WHAT THE EXERCISE ASKS
All of the material below is to be restated word for word, apart from the pictures.
## Begin DATA RECORDS
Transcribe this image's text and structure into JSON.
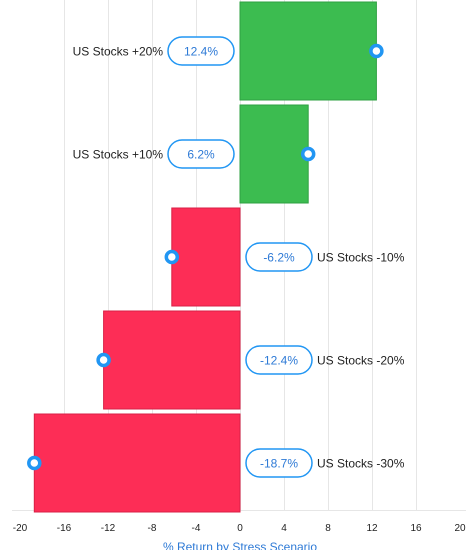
{
  "chart_data": {
    "type": "bar",
    "orientation": "horizontal",
    "categories": [
      "US Stocks +20%",
      "US Stocks +10%",
      "US Stocks -10%",
      "US Stocks -20%",
      "US Stocks -30%"
    ],
    "values": [
      12.4,
      6.2,
      -6.2,
      -12.4,
      -18.7
    ],
    "value_labels": [
      "12.4%",
      "6.2%",
      "-6.2%",
      "-12.4%",
      "-18.7%"
    ],
    "xlabel": "% Return by Stress Scenario",
    "xlim": [
      -20,
      20
    ],
    "xticks": [
      -20,
      -16,
      -12,
      -8,
      -4,
      0,
      4,
      8,
      12,
      16,
      20
    ],
    "grid": "vertical",
    "colors": {
      "positive": "#3cbc50",
      "negative": "#fd2d56",
      "marker": "#2196f3",
      "label_text": "#2e7ad6",
      "grid": "#e6e6e6",
      "text": "#222222"
    }
  }
}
## End DATA RECORDS
SOLUTION
Transcribe this image's text and structure into JSON.
{
  "chart_data": {
    "type": "bar",
    "orientation": "horizontal",
    "categories": [
      "US Stocks +20%",
      "US Stocks +10%",
      "US Stocks -10%",
      "US Stocks -20%",
      "US Stocks -30%"
    ],
    "values": [
      12.4,
      6.2,
      -6.2,
      -12.4,
      -18.7
    ],
    "value_labels": [
      "12.4%",
      "6.2%",
      "-6.2%",
      "-12.4%",
      "-18.7%"
    ],
    "xlabel": "% Return by Stress Scenario",
    "xlim": [
      -20,
      20
    ],
    "xticks": [
      -20,
      -16,
      -12,
      -8,
      -4,
      0,
      4,
      8,
      12,
      16,
      20
    ],
    "grid": "vertical",
    "colors": {
      "positive": "#3cbc50",
      "negative": "#fd2d56",
      "marker": "#2196f3",
      "label_text": "#2e7ad6",
      "grid": "#e6e6e6",
      "text": "#222222"
    }
  }
}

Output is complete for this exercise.